**DATA ROWS**.
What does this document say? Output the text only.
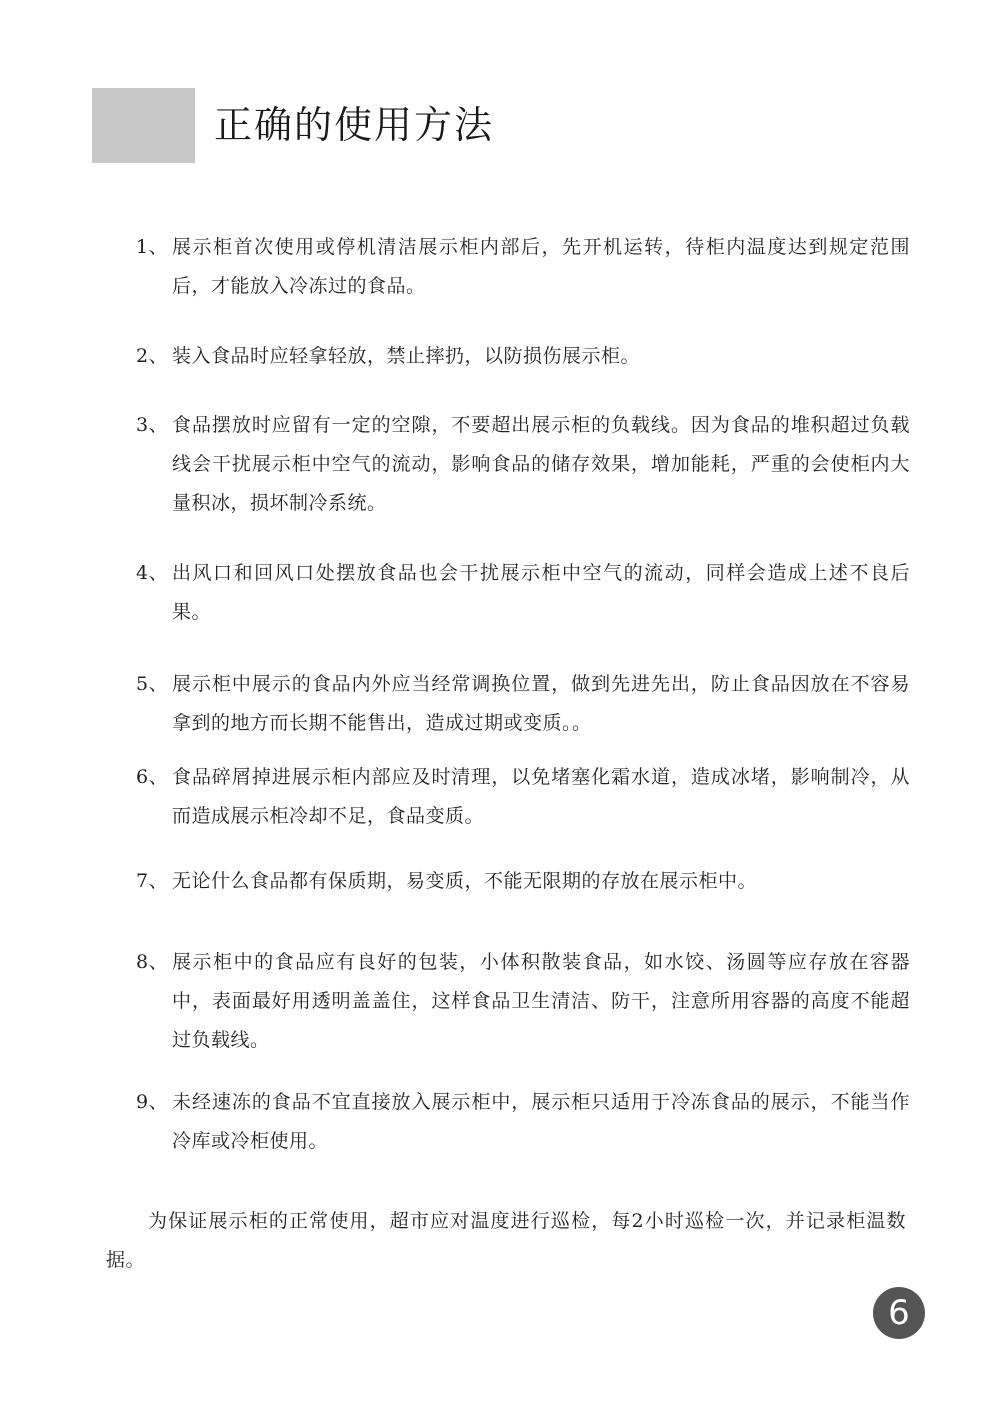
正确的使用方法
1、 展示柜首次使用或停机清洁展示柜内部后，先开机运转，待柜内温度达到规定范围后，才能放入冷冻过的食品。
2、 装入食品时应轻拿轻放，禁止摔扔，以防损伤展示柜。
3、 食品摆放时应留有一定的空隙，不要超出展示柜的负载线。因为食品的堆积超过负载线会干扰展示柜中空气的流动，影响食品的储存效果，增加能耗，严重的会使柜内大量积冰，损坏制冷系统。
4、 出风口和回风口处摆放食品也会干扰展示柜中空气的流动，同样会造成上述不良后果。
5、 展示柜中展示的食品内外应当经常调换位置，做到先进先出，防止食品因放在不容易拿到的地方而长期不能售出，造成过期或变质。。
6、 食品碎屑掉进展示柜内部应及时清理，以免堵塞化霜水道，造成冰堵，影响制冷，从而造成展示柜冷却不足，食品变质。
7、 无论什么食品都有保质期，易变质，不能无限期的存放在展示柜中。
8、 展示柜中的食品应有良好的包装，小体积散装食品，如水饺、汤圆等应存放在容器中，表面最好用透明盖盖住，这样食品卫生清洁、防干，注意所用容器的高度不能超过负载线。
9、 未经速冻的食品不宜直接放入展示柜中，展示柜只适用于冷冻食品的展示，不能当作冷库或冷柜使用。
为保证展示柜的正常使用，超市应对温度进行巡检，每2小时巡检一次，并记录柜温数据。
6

--

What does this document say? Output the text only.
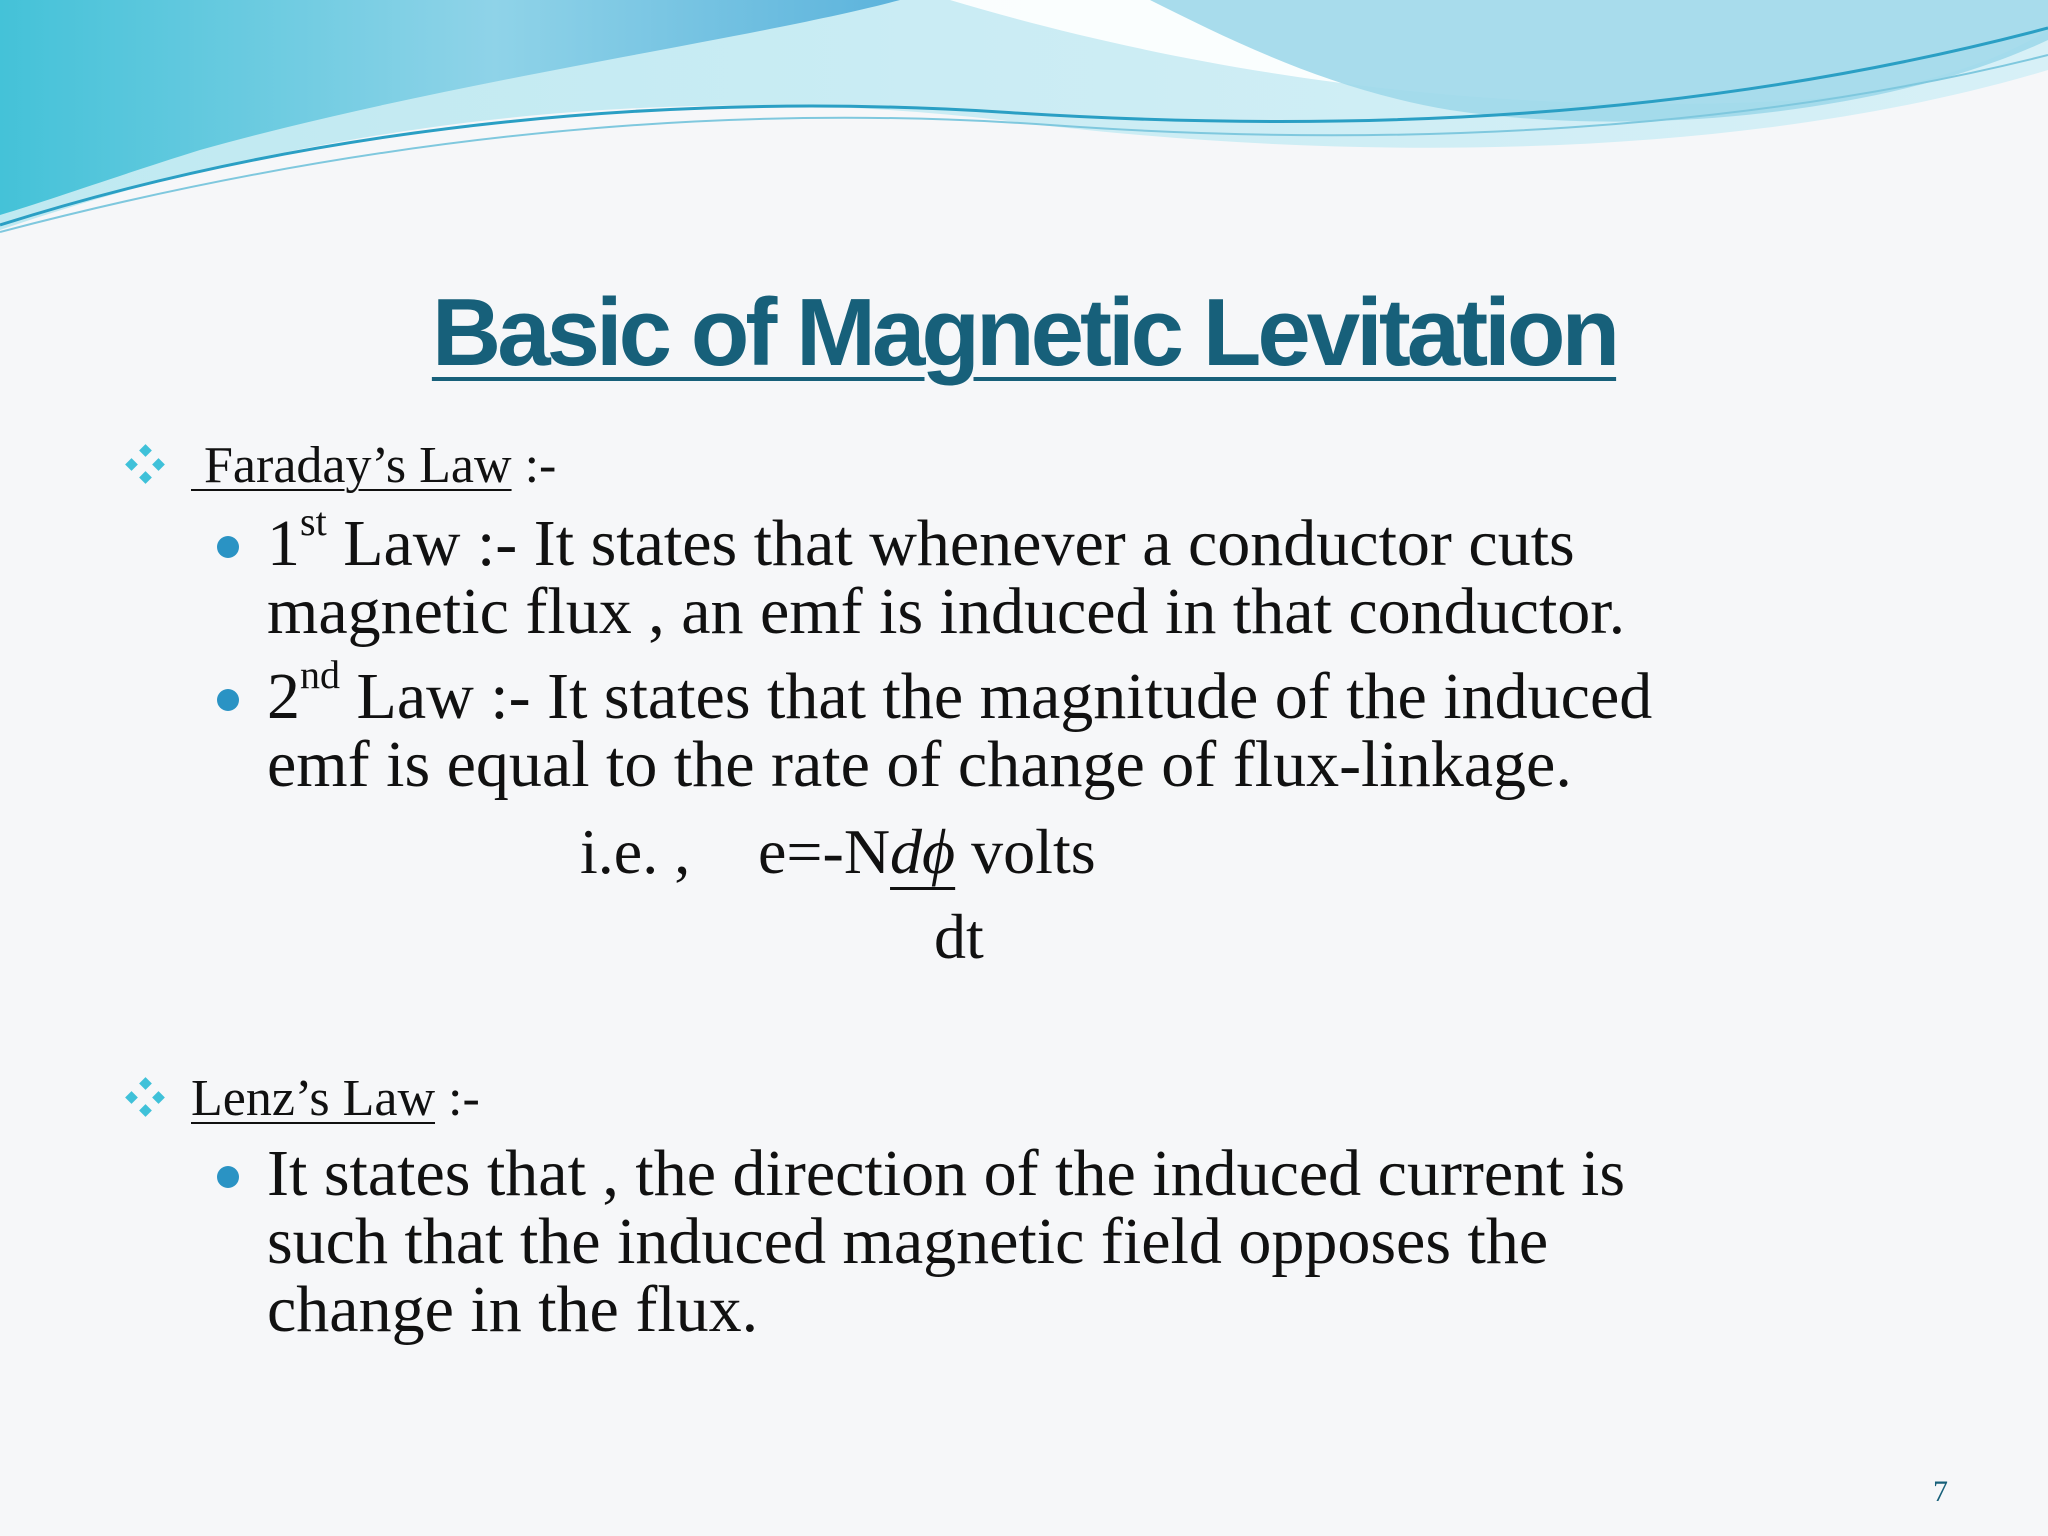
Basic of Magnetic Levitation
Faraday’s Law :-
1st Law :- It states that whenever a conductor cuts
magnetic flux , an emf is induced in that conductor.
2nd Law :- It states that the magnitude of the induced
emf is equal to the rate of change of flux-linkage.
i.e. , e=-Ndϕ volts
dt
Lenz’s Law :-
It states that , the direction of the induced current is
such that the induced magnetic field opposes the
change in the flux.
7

==

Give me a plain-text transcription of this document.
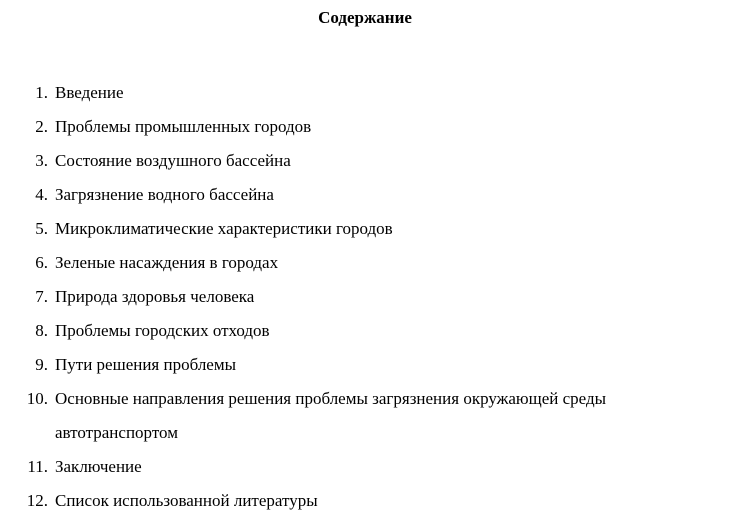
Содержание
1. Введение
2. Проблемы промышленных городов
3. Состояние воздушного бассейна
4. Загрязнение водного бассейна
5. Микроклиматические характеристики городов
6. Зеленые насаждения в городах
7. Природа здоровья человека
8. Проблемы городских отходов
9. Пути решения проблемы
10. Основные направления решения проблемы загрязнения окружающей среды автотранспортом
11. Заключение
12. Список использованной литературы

**WORK TO COMPLETE**. Identify all lines where the word "that" shows up. Copy them.

**OUTPUT**.
1st Law :- It states that whenever a conductor cuts
magnetic flux , an emf is induced in that conductor.
2nd Law :- It states that the magnitude of the induced
It states that , the direction of the induced current is
such that the induced magnetic field opposes the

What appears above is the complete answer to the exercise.